TASKS TO PERFORM:
a. In the article on the Crucell–NIH Ebola vaccine contract, what kind of cell are the PER.C6 cell lines derived from?
b. Pick up the article on the Crucell–NIH Ebola vaccine contract after its final sentence and keep writing it.

SELECTED EXCERPT:
* * * * * * * * *
Crucell and NIH Sign Ebola Vaccine Manufacturing Contract
The National Institutes of Health (NIH, Bethesda, MD, www.nih.gov) has awarded a $27.6-million contract to the Dutch biotech company Crucell NV (Leiden, The Netherlands, www.crucell.com) for the manufacture of a recombinant Ebola vaccine for Phase I and early Phase II clinical trials.
Under the contract with the Vaccine Research Center, part of the National Institute of Allergy and Infectious Diseases (NIAID), Crucell will manufacture up to ten batches of clinical material for an Ebola vaccine in its own manufacturing facility, using the company’s PER.C6 technology.
PER.C6 is a recombinant production technology for manufacturing inactivated-whole-virus, live-attenuated, live-vector, and subunit vaccines. Using the PER.C6 cell lines, which are derived from a human retinal cell, viruses can be cultured under serum-free conditions in formats ranging from roller bottles to bioreactors. Crucell currently is expanding its GMP-production capacity to 100-L working volumes.
* * * * * * * * *
Page segmentation data
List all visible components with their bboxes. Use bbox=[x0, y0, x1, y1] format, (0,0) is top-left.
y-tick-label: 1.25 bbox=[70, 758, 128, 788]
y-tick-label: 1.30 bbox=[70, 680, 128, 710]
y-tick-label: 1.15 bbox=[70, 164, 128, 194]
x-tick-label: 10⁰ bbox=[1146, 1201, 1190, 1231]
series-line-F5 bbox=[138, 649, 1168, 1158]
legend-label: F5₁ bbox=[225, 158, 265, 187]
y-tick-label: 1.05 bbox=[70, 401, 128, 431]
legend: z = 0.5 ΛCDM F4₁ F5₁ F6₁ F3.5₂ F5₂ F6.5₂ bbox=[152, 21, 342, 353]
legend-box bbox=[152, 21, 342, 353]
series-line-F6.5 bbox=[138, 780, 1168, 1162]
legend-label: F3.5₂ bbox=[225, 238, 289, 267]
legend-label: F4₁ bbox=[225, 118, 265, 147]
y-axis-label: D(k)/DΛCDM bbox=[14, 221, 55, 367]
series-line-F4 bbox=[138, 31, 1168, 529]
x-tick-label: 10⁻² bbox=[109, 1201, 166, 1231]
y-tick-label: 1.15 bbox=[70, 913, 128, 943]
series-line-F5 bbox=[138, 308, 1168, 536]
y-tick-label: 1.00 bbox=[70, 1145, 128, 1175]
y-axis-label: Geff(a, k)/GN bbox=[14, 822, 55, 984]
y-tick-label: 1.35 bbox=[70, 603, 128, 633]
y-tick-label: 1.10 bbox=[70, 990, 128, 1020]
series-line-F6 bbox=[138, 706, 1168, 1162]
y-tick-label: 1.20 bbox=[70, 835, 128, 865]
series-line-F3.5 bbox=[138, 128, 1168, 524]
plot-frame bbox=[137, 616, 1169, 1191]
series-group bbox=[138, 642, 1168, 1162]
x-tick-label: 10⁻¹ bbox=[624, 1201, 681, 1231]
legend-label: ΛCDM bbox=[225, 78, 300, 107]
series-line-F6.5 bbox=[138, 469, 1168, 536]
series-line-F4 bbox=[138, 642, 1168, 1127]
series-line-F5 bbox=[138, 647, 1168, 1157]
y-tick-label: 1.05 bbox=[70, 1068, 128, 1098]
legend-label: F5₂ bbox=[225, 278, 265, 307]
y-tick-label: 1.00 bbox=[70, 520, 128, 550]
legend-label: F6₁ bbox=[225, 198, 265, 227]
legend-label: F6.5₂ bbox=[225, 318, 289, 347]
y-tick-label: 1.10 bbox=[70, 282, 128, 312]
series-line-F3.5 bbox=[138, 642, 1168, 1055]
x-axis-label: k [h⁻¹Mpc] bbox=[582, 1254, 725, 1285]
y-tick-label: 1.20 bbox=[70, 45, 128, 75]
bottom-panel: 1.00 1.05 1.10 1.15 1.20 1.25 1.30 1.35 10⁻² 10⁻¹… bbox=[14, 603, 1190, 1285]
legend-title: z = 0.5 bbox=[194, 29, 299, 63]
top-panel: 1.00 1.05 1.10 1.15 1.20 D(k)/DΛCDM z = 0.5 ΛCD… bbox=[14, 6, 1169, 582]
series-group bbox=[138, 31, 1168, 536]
* * * * * * * * *
LIST OF ANSWERS:
a. A human retinal cell.

b.
The NIH production contract follows a deal last month in which NIH granted Crucell an exclusive patent license to commercialize Ebola vaccines. In addition to the NIH, Crucell has partnered with Aventis Pasteur, GlaxoSmithKline (GSK), the Walter Reed Army Institute of Research, and New York University to develop vaccines for influenza and malaria. The company also has licensed its cell line technology to pharmaceutical companies such as DSM Biologics, GSK, Johnson & Johnson’s Centocor, and Merck.